→ **Passage for review**:
NHS, Shaker, Drax, Gurkhas, Herbalists & Bikes

Unfortunately such debates, although they do increase pressure on the government to take action have no actual consequences. But perhaps it did help to persuade the government that it had to ignore the embarrassment of British agents at being complicit in his torture by the US and make clear to the US government he should at last be released after being held for 12 years, long after he had been cleared of any involvement in terrorism. As I noted, “The facts about torture are now largely public and totally indefensible and it is time for justice to be done.”

Bring Shaker Aamer Home


Drax Biomass Threat to our Planet – Princes St, CityDrax AGM, wpp

Green Party leader Natalie Bennett speaking at the protest

I had to take the tube to the City to attend a protest outside Gocer’s Hall where the AGM of Drax, the huge coal-burning power station near Selby in Yorkshire was being held. Drax was planning to convert half its capacity to bio-mass and become the largest biomass-burning power station in the world, using 1.5 times the total UK wood production per year.

→ **Provided material**:
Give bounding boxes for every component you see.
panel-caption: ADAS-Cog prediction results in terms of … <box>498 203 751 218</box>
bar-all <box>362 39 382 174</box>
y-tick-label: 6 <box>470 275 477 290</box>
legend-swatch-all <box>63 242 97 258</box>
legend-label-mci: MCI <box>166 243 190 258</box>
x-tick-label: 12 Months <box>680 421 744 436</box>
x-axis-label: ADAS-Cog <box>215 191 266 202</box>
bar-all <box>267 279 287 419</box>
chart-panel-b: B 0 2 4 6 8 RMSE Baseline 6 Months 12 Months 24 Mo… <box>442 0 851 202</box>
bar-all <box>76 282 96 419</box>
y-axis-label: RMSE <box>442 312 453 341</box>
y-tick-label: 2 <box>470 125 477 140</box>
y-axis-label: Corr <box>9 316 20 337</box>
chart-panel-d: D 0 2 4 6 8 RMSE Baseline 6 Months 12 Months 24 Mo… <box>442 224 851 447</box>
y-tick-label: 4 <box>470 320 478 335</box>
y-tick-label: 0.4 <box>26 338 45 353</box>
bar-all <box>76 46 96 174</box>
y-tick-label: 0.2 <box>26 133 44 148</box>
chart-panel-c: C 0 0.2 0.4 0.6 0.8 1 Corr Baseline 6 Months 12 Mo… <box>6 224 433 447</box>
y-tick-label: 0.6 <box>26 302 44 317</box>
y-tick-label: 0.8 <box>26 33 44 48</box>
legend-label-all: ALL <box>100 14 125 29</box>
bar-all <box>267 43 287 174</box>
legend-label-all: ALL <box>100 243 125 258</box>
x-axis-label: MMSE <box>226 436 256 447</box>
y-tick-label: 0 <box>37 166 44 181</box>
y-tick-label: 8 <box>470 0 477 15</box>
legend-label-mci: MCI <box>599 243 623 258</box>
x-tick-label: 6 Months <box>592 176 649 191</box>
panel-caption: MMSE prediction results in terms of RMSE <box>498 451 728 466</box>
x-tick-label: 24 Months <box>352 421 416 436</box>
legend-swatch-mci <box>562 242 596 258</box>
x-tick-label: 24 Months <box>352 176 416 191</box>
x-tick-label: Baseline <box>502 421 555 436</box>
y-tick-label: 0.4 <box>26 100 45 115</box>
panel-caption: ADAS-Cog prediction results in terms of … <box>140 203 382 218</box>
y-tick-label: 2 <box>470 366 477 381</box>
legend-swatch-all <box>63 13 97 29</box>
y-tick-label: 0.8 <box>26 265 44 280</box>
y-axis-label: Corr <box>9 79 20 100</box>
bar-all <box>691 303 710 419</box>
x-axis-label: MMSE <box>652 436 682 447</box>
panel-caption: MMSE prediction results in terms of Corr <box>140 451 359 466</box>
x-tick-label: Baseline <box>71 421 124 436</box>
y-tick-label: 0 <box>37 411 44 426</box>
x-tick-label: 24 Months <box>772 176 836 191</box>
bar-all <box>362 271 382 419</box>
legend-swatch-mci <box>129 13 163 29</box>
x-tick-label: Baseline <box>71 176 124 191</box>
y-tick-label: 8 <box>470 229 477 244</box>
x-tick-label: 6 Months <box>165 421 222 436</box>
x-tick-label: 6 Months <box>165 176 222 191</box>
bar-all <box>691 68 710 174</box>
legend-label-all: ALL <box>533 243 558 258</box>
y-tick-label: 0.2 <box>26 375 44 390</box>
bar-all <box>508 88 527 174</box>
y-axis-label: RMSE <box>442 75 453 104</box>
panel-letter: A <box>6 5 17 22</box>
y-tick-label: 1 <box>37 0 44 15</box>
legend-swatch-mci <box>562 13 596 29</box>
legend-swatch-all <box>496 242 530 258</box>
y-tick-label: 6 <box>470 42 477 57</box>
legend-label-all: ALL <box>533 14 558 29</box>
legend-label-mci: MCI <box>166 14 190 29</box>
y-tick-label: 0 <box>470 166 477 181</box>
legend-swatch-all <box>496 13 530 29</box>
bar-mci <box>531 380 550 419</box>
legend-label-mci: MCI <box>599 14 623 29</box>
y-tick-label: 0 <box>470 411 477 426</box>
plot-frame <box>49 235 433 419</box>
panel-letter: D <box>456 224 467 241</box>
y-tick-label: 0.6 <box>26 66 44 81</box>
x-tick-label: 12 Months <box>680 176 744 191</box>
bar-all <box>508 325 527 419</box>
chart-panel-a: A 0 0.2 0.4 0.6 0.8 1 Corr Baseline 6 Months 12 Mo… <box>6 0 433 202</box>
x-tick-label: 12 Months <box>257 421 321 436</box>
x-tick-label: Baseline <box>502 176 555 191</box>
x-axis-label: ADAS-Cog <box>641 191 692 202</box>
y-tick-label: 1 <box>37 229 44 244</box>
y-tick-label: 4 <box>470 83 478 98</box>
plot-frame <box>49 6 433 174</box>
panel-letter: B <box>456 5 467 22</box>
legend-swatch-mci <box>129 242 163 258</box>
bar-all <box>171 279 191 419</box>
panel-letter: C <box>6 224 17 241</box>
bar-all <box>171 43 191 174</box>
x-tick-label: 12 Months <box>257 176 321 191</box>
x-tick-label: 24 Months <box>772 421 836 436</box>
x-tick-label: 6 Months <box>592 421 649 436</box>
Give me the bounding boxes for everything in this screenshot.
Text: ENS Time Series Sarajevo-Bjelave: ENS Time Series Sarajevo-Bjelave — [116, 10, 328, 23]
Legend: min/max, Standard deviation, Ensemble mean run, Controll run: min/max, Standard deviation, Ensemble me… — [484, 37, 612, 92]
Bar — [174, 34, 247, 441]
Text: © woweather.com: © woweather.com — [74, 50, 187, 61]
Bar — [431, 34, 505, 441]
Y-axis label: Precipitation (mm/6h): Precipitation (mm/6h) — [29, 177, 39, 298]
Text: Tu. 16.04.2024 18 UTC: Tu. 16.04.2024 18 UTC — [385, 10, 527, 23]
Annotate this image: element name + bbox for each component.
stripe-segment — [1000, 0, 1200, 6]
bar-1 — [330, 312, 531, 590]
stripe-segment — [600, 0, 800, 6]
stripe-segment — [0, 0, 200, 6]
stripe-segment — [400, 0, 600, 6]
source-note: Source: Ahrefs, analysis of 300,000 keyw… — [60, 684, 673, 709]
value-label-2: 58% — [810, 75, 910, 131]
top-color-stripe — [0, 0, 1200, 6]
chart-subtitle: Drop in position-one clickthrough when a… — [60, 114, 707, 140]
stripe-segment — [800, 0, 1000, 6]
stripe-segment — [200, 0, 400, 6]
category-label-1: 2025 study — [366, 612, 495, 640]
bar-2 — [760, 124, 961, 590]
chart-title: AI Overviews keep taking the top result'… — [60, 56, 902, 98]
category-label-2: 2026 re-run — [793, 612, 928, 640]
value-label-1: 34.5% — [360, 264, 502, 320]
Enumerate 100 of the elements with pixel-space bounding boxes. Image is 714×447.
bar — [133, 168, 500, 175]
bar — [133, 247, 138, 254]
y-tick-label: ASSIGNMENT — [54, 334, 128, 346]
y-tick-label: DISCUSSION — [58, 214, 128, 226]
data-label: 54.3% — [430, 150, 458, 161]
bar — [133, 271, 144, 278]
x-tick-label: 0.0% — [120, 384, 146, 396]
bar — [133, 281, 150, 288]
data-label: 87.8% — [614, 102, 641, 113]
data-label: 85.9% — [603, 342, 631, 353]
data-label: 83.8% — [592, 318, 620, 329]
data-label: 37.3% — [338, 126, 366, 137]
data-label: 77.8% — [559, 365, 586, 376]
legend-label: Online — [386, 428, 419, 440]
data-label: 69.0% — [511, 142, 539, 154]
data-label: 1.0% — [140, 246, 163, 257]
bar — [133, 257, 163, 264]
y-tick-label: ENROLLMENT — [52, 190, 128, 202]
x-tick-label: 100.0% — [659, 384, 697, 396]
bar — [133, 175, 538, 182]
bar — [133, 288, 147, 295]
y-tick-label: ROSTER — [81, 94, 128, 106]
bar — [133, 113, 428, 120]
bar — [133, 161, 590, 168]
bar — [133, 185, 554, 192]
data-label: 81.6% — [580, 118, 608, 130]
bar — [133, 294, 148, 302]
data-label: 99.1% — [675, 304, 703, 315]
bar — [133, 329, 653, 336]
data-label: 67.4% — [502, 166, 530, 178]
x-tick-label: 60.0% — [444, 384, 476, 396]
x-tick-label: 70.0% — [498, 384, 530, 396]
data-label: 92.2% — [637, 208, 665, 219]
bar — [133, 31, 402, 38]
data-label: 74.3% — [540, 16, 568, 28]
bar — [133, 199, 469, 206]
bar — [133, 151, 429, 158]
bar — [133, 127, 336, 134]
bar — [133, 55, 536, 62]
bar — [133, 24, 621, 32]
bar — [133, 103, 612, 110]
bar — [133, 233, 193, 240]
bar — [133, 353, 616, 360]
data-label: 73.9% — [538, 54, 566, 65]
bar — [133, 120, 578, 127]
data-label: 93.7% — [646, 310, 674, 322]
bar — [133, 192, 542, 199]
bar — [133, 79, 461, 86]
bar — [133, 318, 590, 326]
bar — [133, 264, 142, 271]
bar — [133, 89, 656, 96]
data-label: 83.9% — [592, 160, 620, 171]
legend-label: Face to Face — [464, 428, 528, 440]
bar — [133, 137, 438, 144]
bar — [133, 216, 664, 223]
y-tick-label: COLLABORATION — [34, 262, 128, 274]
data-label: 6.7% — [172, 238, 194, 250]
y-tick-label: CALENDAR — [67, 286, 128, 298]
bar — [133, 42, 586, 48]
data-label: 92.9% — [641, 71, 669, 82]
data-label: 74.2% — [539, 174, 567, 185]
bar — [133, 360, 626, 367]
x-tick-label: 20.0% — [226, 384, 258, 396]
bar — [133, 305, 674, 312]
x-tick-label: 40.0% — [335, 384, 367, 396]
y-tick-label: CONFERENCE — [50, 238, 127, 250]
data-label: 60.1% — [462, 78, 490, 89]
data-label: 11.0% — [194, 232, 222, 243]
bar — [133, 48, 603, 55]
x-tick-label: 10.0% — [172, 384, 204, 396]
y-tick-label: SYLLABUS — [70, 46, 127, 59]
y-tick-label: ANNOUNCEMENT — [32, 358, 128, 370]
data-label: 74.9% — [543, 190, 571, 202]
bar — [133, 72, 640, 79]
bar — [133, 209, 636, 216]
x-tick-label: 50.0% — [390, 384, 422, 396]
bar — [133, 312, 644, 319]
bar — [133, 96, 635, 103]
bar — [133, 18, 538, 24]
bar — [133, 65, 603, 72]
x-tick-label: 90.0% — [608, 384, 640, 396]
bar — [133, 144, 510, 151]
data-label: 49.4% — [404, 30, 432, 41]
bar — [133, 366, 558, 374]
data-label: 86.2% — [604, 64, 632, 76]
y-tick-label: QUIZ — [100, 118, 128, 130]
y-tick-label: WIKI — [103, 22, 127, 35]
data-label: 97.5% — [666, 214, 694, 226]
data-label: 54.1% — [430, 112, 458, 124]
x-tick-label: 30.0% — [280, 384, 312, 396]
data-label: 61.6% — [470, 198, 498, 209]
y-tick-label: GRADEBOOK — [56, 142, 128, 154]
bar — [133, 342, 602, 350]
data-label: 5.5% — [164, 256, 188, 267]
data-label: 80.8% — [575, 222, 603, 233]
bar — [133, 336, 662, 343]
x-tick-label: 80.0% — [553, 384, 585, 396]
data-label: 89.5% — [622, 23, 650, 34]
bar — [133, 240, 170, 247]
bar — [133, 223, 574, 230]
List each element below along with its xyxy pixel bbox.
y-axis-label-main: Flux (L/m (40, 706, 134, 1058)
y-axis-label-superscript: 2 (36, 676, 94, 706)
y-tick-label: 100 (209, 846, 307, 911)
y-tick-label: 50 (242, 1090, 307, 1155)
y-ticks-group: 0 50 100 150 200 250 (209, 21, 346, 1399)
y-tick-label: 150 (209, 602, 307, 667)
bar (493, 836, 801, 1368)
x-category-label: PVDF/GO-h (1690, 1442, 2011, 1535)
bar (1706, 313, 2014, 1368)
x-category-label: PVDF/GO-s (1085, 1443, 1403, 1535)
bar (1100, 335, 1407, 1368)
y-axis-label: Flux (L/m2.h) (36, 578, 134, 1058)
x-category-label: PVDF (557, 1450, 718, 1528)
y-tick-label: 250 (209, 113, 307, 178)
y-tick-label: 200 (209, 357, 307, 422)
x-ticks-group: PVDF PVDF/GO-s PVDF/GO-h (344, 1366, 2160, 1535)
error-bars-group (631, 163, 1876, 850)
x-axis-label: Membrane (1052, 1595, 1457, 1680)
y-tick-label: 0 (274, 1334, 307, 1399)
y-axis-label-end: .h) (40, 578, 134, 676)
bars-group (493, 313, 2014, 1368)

→ **Instructions to follow**: In the passage headed "NHS, Shaker, Drax, Gurkhas, Herbalists & Bikes," how much wood would Drax use each year after its planned conversion to biomass?

→ **Output of the task**: It would use 1.5 times the total UK wood production per year.